Gather each line of the entries below that includes "this".

◇ ◇ ◇ ◇

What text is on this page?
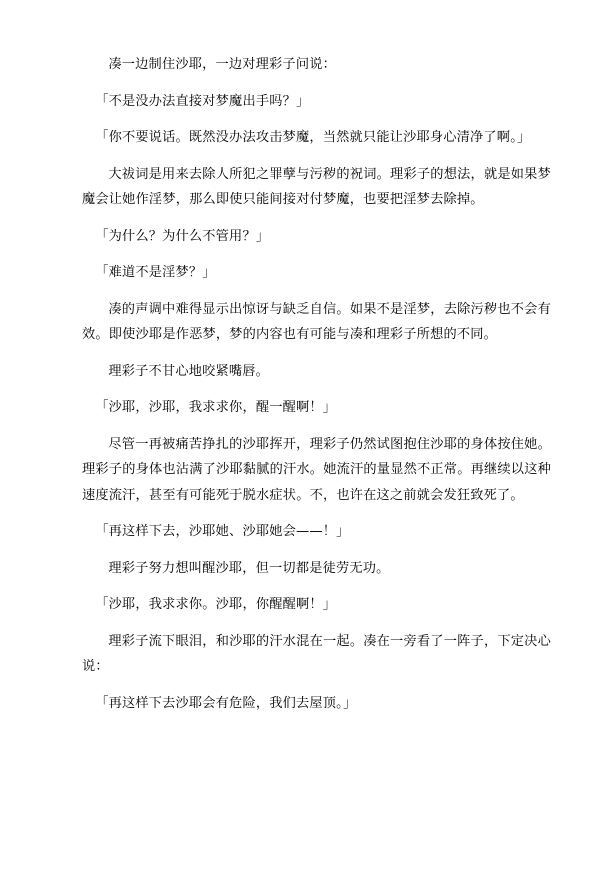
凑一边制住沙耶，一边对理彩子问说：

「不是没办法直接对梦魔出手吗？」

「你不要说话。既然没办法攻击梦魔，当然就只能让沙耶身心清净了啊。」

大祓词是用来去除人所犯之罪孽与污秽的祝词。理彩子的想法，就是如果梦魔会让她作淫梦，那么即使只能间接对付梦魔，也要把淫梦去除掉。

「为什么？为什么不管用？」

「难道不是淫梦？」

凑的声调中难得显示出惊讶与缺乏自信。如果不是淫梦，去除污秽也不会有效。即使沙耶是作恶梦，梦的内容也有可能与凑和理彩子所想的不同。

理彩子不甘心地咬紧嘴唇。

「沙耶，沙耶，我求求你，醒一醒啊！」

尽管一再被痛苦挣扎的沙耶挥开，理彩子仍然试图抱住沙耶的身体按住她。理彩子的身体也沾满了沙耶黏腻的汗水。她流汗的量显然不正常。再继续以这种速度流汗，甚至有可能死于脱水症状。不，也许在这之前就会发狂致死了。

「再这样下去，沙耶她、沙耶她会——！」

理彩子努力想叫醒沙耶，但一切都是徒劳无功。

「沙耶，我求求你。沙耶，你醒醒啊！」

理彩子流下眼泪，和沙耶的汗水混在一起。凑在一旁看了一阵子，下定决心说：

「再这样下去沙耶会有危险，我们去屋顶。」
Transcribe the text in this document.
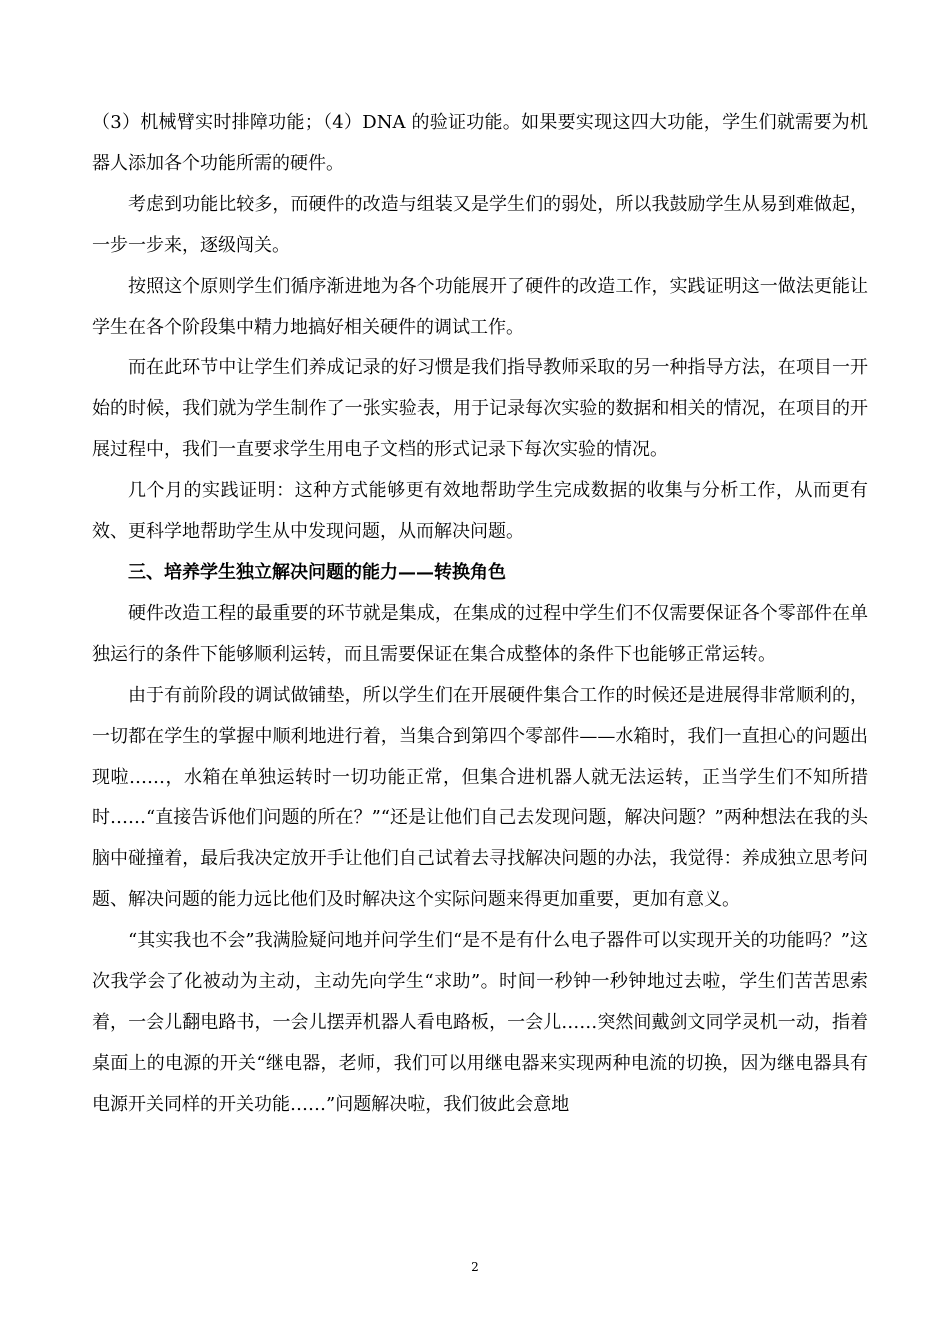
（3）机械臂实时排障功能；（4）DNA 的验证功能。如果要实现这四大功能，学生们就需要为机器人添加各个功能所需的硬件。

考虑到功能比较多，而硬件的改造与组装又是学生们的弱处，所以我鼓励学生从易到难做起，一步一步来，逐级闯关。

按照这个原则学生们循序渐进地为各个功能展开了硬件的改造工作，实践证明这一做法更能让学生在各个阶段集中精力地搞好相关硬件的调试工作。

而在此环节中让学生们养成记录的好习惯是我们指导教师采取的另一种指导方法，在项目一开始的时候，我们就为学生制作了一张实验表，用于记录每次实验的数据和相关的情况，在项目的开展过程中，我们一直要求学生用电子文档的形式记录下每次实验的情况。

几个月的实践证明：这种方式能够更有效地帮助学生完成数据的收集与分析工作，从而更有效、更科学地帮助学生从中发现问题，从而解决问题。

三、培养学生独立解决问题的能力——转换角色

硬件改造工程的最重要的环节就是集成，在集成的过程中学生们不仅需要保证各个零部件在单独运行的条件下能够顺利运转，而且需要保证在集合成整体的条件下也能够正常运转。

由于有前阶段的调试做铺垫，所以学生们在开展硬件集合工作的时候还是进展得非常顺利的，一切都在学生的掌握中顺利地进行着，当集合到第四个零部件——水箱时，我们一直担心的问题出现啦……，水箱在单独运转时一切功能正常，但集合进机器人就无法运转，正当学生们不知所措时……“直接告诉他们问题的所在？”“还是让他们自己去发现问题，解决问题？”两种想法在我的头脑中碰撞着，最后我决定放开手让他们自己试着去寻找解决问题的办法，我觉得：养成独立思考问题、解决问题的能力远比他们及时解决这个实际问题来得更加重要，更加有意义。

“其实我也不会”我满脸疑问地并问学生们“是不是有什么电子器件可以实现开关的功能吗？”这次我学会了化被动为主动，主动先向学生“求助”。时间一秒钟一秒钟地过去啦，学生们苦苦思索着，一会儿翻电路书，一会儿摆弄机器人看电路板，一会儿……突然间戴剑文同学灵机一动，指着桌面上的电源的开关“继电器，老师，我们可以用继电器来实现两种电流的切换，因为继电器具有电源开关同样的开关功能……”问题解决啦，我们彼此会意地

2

◇ ◇ ◇ ◇

TASK RESPONSE:
What text is on this page?
Transcribe the text in this document.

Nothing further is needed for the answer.